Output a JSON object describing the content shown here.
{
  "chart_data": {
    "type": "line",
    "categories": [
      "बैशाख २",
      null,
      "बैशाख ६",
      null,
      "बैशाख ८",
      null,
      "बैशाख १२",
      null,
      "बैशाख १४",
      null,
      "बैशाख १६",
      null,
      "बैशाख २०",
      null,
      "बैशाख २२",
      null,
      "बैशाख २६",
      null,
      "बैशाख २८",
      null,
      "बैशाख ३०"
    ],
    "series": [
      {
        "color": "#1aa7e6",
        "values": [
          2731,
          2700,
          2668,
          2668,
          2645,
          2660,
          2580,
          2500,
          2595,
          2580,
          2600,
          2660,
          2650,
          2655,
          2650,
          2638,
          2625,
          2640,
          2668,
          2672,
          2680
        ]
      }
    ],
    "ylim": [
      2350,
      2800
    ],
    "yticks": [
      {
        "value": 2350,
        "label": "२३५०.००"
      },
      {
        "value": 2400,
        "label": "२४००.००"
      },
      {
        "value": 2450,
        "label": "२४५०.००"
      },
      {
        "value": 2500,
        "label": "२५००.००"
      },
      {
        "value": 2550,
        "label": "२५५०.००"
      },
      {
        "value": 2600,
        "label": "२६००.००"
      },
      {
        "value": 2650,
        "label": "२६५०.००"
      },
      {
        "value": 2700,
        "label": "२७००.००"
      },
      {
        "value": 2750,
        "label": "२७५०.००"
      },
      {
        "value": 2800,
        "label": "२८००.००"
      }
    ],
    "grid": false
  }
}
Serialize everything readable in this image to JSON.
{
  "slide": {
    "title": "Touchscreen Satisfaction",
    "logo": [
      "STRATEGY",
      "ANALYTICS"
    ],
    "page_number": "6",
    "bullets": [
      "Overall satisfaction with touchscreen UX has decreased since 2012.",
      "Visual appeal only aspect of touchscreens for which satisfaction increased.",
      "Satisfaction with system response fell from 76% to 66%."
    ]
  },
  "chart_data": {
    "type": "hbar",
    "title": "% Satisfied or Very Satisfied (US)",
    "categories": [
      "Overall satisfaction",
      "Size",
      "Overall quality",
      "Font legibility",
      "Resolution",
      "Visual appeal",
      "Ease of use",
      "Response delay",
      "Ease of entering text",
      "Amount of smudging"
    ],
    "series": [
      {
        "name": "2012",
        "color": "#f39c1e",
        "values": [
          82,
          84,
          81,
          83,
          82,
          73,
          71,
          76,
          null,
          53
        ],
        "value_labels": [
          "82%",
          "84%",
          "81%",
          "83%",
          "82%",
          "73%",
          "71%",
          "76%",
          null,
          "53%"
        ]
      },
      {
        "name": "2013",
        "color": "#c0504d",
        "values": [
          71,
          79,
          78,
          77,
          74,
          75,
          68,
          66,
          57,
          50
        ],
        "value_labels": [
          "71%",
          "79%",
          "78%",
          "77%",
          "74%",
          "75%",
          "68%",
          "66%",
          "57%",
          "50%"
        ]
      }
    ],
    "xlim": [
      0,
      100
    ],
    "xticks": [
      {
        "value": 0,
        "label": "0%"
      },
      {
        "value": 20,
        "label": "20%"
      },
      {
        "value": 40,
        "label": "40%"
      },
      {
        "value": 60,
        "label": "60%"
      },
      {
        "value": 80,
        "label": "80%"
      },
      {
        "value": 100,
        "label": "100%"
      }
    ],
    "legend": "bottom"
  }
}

..........

Directive:
Reproduce all of the material above word for word.

Problem solution:
Output a JSON object describing the content shown here.
{
  "chart_data": {
    "type": "line",
    "categories": [
      "बैशाख २",
      null,
      "बैशाख ६",
      null,
      "बैशाख ८",
      null,
      "बैशाख १२",
      null,
      "बैशाख १४",
      null,
      "बैशाख १६",
      null,
      "बैशाख २०",
      null,
      "बैशाख २२",
      null,
      "बैशाख २६",
      null,
      "बैशाख २८",
      null,
      "बैशाख ३०"
    ],
    "series": [
      {
        "color": "#1aa7e6",
        "values": [
          2731,
          2700,
          2668,
          2668,
          2645,
          2660,
          2580,
          2500,
          2595,
          2580,
          2600,
          2660,
          2650,
          2655,
          2650,
          2638,
          2625,
          2640,
          2668,
          2672,
          2680
        ]
      }
    ],
    "ylim": [
      2350,
      2800
    ],
    "yticks": [
      {
        "value": 2350,
        "label": "२३५०.००"
      },
      {
        "value": 2400,
        "label": "२४००.००"
      },
      {
        "value": 2450,
        "label": "२४५०.००"
      },
      {
        "value": 2500,
        "label": "२५००.००"
      },
      {
        "value": 2550,
        "label": "२५५०.००"
      },
      {
        "value": 2600,
        "label": "२६००.००"
      },
      {
        "value": 2650,
        "label": "२६५०.००"
      },
      {
        "value": 2700,
        "label": "२७००.००"
      },
      {
        "value": 2750,
        "label": "२७५०.००"
      },
      {
        "value": 2800,
        "label": "२८००.००"
      }
    ],
    "grid": false
  }
}
Serialize everything readable in this image to JSON.
{
  "slide": {
    "title": "Touchscreen Satisfaction",
    "logo": [
      "STRATEGY",
      "ANALYTICS"
    ],
    "page_number": "6",
    "bullets": [
      "Overall satisfaction with touchscreen UX has decreased since 2012.",
      "Visual appeal only aspect of touchscreens for which satisfaction increased.",
      "Satisfaction with system response fell from 76% to 66%."
    ]
  },
  "chart_data": {
    "type": "hbar",
    "title": "% Satisfied or Very Satisfied (US)",
    "categories": [
      "Overall satisfaction",
      "Size",
      "Overall quality",
      "Font legibility",
      "Resolution",
      "Visual appeal",
      "Ease of use",
      "Response delay",
      "Ease of entering text",
      "Amount of smudging"
    ],
    "series": [
      {
        "name": "2012",
        "color": "#f39c1e",
        "values": [
          82,
          84,
          81,
          83,
          82,
          73,
          71,
          76,
          null,
          53
        ],
        "value_labels": [
          "82%",
          "84%",
          "81%",
          "83%",
          "82%",
          "73%",
          "71%",
          "76%",
          null,
          "53%"
        ]
      },
      {
        "name": "2013",
        "color": "#c0504d",
        "values": [
          71,
          79,
          78,
          77,
          74,
          75,
          68,
          66,
          57,
          50
        ],
        "value_labels": [
          "71%",
          "79%",
          "78%",
          "77%",
          "74%",
          "75%",
          "68%",
          "66%",
          "57%",
          "50%"
        ]
      }
    ],
    "xlim": [
      0,
      100
    ],
    "xticks": [
      {
        "value": 0,
        "label": "0%"
      },
      {
        "value": 20,
        "label": "20%"
      },
      {
        "value": 40,
        "label": "40%"
      },
      {
        "value": 60,
        "label": "60%"
      },
      {
        "value": 80,
        "label": "80%"
      },
      {
        "value": 100,
        "label": "100%"
      }
    ],
    "legend": "bottom"
  }
}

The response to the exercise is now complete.